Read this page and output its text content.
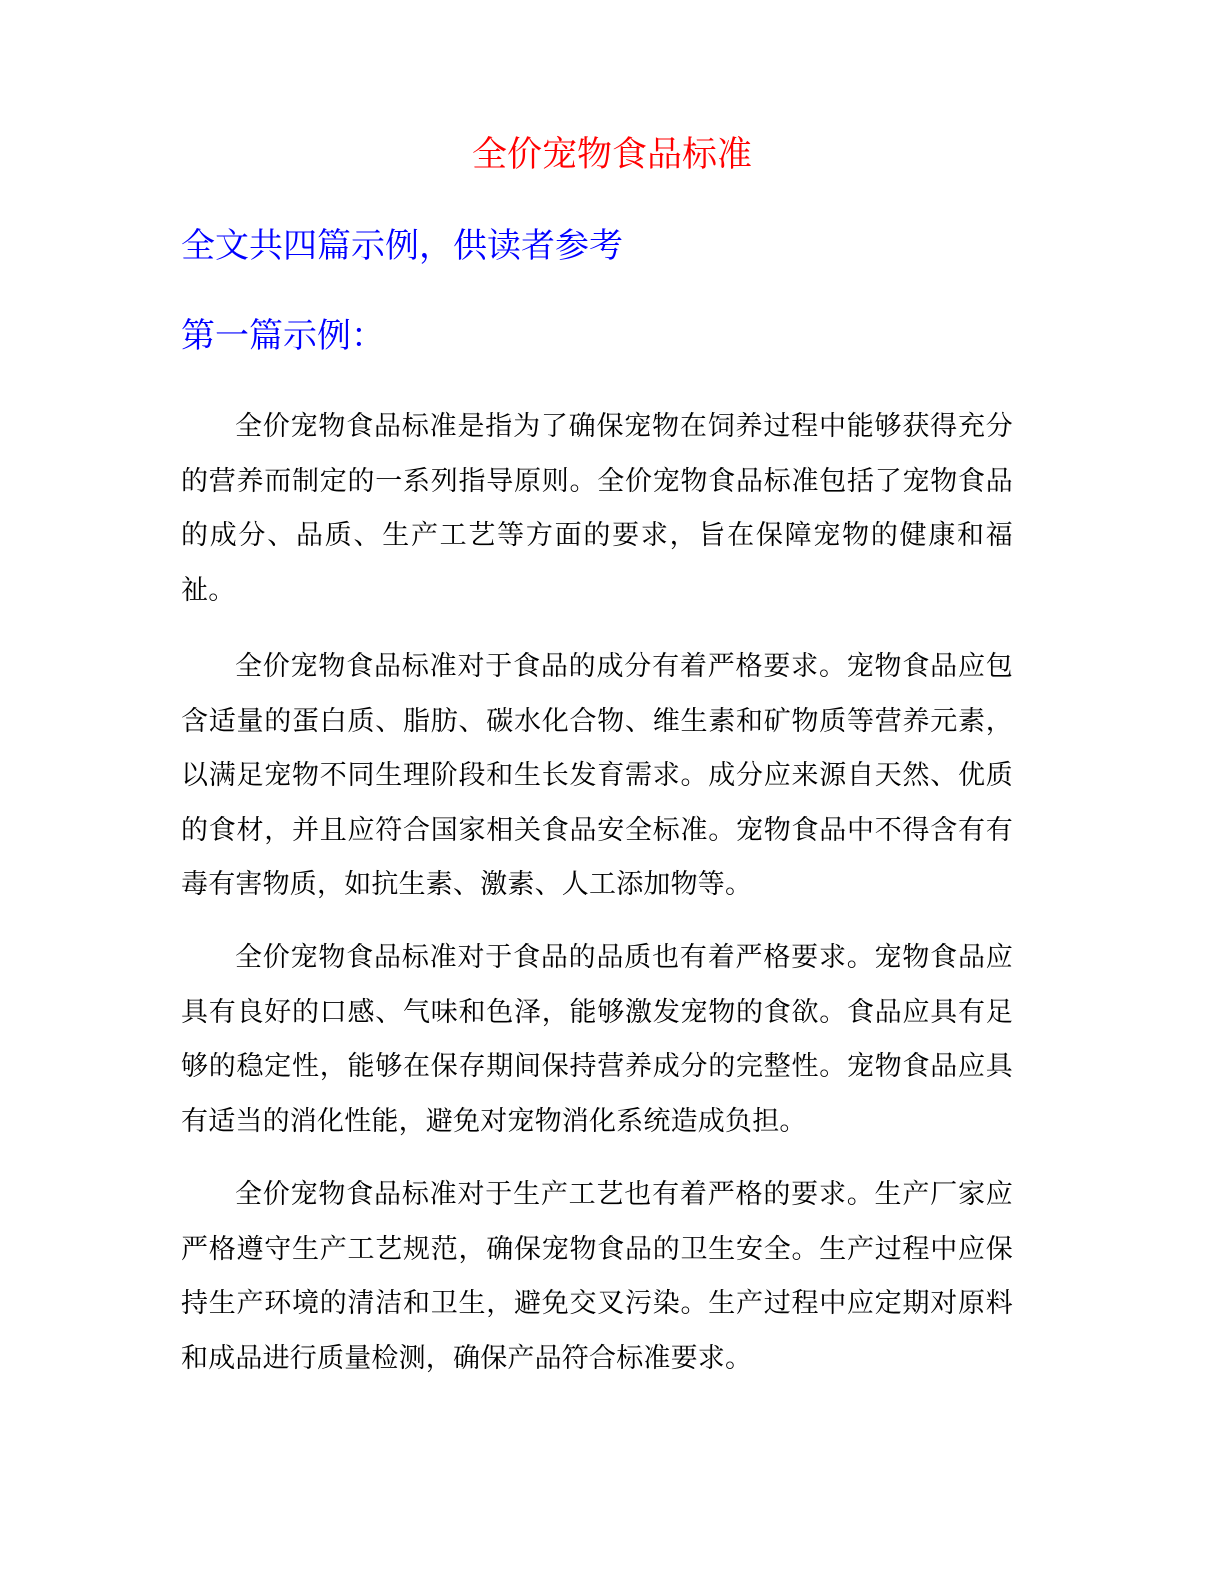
全价宠物食品标准
全文共四篇示例，供读者参考
第一篇示例：

全价宠物食品标准是指为了确保宠物在饲养过程中能够获得充分的营养而制定的一系列指导原则。全价宠物食品标准包括了宠物食品的成分、品质、生产工艺等方面的要求，旨在保障宠物的健康和福祉。

全价宠物食品标准对于食品的成分有着严格要求。宠物食品应包含适量的蛋白质、脂肪、碳水化合物、维生素和矿物质等营养元素，以满足宠物不同生理阶段和生长发育需求。成分应来源自天然、优质的食材，并且应符合国家相关食品安全标准。宠物食品中不得含有有毒有害物质，如抗生素、激素、人工添加物等。

全价宠物食品标准对于食品的品质也有着严格要求。宠物食品应具有良好的口感、气味和色泽，能够激发宠物的食欲。食品应具有足够的稳定性，能够在保存期间保持营养成分的完整性。宠物食品应具有适当的消化性能，避免对宠物消化系统造成负担。

全价宠物食品标准对于生产工艺也有着严格的要求。生产厂家应严格遵守生产工艺规范，确保宠物食品的卫生安全。生产过程中应保持生产环境的清洁和卫生，避免交叉污染。生产过程中应定期对原料和成品进行质量检测，确保产品符合标准要求。
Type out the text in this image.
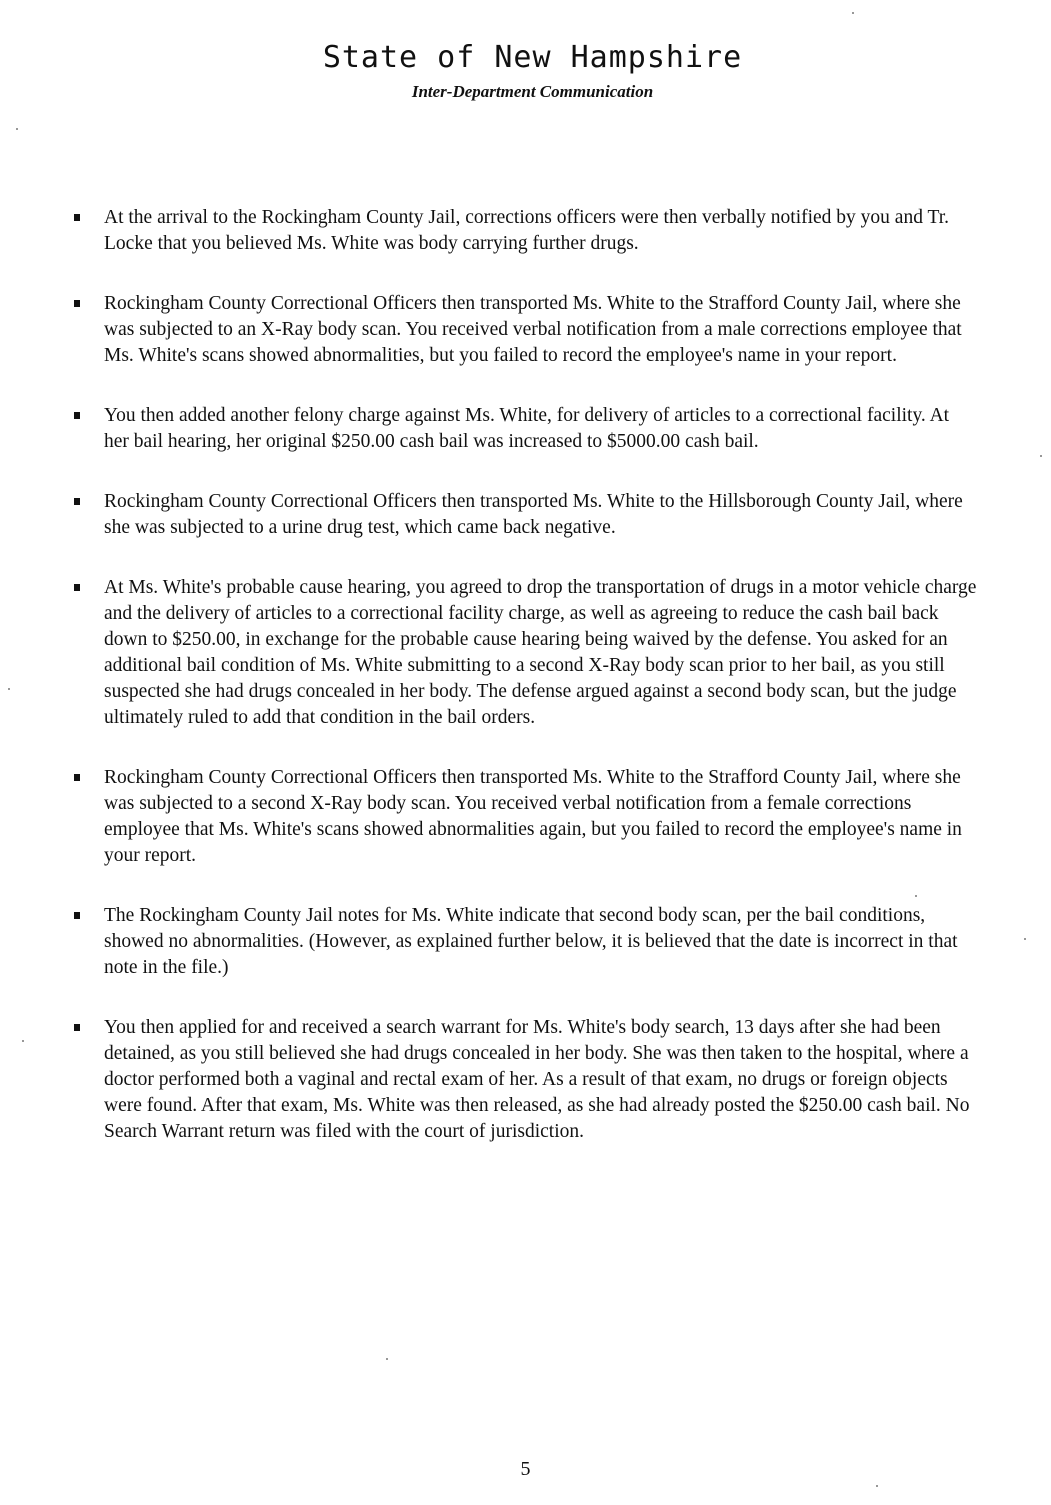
State of New Hampshire
Inter-Department Communication
At the arrival to the Rockingham County Jail, corrections officers were then verbally notified by you and Tr. Locke that you believed Ms. White was body carrying further drugs.
Rockingham County Correctional Officers then transported Ms. White to the Strafford County Jail, where she was subjected to an X-Ray body scan. You received verbal notification from a male corrections employee that Ms. White's scans showed abnormalities, but you failed to record the employee's name in your report.
You then added another felony charge against Ms. White, for delivery of articles to a correctional facility. At her bail hearing, her original $250.00 cash bail was increased to $5000.00 cash bail.
Rockingham County Correctional Officers then transported Ms. White to the Hillsborough County Jail, where she was subjected to a urine drug test, which came back negative.
At Ms. White's probable cause hearing, you agreed to drop the transportation of drugs in a motor vehicle charge and the delivery of articles to a correctional facility charge, as well as agreeing to reduce the cash bail back down to $250.00, in exchange for the probable cause hearing being waived by the defense. You asked for an additional bail condition of Ms. White submitting to a second X-Ray body scan prior to her bail, as you still suspected she had drugs concealed in her body. The defense argued against a second body scan, but the judge ultimately ruled to add that condition in the bail orders.
Rockingham County Correctional Officers then transported Ms. White to the Strafford County Jail, where she was subjected to a second X-Ray body scan. You received verbal notification from a female corrections employee that Ms. White's scans showed abnormalities again, but you failed to record the employee's name in your report.
The Rockingham County Jail notes for Ms. White indicate that second body scan, per the bail conditions, showed no abnormalities. (However, as explained further below, it is believed that the date is incorrect in that note in the file.)
You then applied for and received a search warrant for Ms. White's body search, 13 days after she had been detained, as you still believed she had drugs concealed in her body. She was then taken to the hospital, where a doctor performed both a vaginal and rectal exam of her. As a result of that exam, no drugs or foreign objects were found. After that exam, Ms. White was then released, as she had already posted the $250.00 cash bail. No Search Warrant return was filed with the court of jurisdiction.
5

Your instructions -> Spot every line that holds "text" and copy it.

Solution to this exercise ->
Read this page and output its text content.
Type out the text in this image.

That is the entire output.